> **OBJECTIVE**: Produce an exact copy of all the data below, dropping every image.

> **THE RECORDS**:
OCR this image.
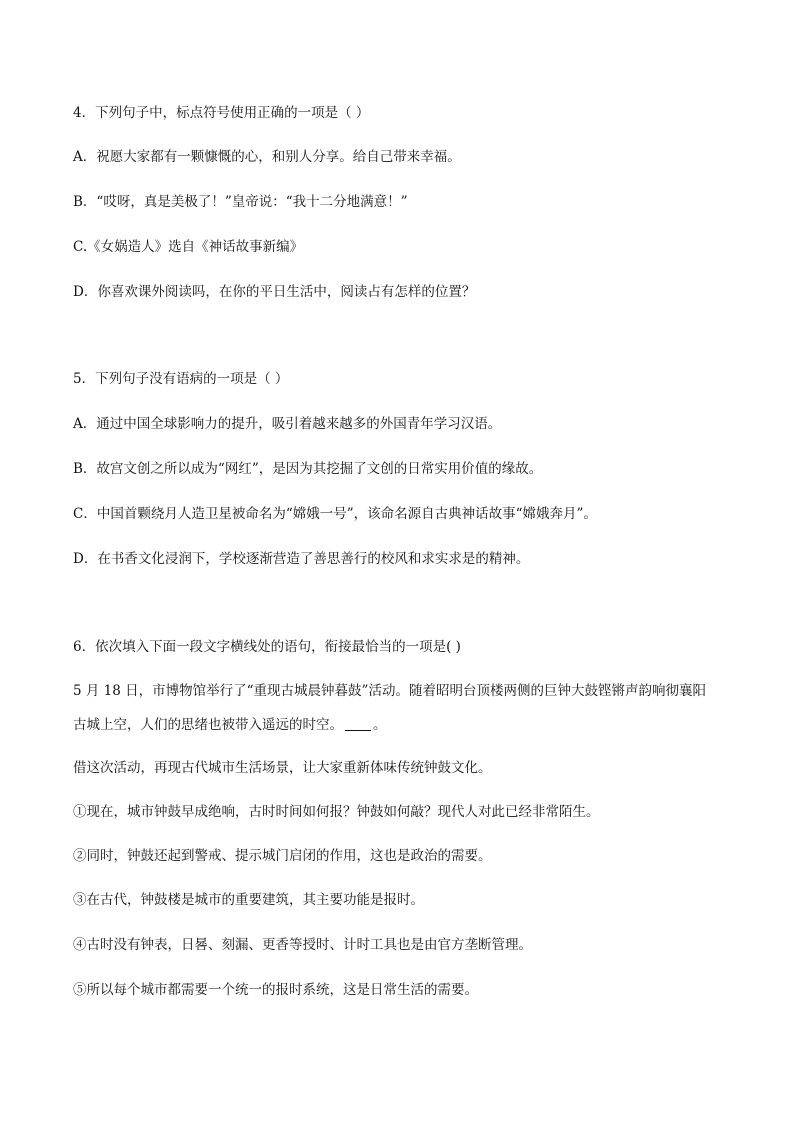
4．下列句子中，标点符号使用正确的一项是（ ）
A．祝愿大家都有一颗慷慨的心，和别人分享。给自己带来幸福。
B．“哎呀，真是美极了！”皇帝说：“我十二分地满意！”
C.《女娲造人》选自《神话故事新编》
D．你喜欢课外阅读吗，在你的平日生活中，阅读占有怎样的位置？
5．下列句子没有语病的一项是（ ）
A．通过中国全球影响力的提升，吸引着越来越多的外国青年学习汉语。
B．故宫文创之所以成为“网红”，是因为其挖掘了文创的日常实用价值的缘故。
C．中国首颗绕月人造卫星被命名为“嫦娥一号”，该命名源自古典神话故事“嫦娥奔月”。
D．在书香文化浸润下，学校逐渐营造了善思善行的校风和求实求是的精神。
6．依次填入下面一段文字横线处的语句，衔接最恰当的一项是( )
5 月 18 日，市博物馆举行了“重现古城晨钟暮鼓”活动。随着昭明台顶楼两侧的巨钟大鼓铿锵声韵响彻襄阳
古城上空，人们的思绪也被带入遥远的时空。 。
借这次活动，再现古代城市生活场景，让大家重新体味传统钟鼓文化。
①现在，城市钟鼓早成绝响，古时时间如何报？钟鼓如何敲？现代人对此已经非常陌生。
②同时，钟鼓还起到警戒、提示城门启闭的作用，这也是政治的需要。
③在古代，钟鼓楼是城市的重要建筑，其主要功能是报时。
④古时没有钟表，日晷、刻漏、更香等授时、计时工具也是由官方垄断管理。
⑤所以每个城市都需要一个统一的报时系统，这是日常生活的需要。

> **OUTPUT FOR THIS TASK**:
OCR this image.
4．下列句子中，标点符号使用正确的一项是（ ）
A．祝愿大家都有一颗慷慨的心，和别人分享。给自己带来幸福。
B．“哎呀，真是美极了！”皇帝说：“我十二分地满意！”
C.《女娲造人》选自《神话故事新编》
D．你喜欢课外阅读吗，在你的平日生活中，阅读占有怎样的位置？
5．下列句子没有语病的一项是（ ）
A．通过中国全球影响力的提升，吸引着越来越多的外国青年学习汉语。
B．故宫文创之所以成为“网红”，是因为其挖掘了文创的日常实用价值的缘故。
C．中国首颗绕月人造卫星被命名为“嫦娥一号”，该命名源自古典神话故事“嫦娥奔月”。
D．在书香文化浸润下，学校逐渐营造了善思善行的校风和求实求是的精神。
6．依次填入下面一段文字横线处的语句，衔接最恰当的一项是( )
5 月 18 日，市博物馆举行了“重现古城晨钟暮鼓”活动。随着昭明台顶楼两侧的巨钟大鼓铿锵声韵响彻襄阳
古城上空，人们的思绪也被带入遥远的时空。 。
借这次活动，再现古代城市生活场景，让大家重新体味传统钟鼓文化。
①现在，城市钟鼓早成绝响，古时时间如何报？钟鼓如何敲？现代人对此已经非常陌生。
②同时，钟鼓还起到警戒、提示城门启闭的作用，这也是政治的需要。
③在古代，钟鼓楼是城市的重要建筑，其主要功能是报时。
④古时没有钟表，日晷、刻漏、更香等授时、计时工具也是由官方垄断管理。
⑤所以每个城市都需要一个统一的报时系统，这是日常生活的需要。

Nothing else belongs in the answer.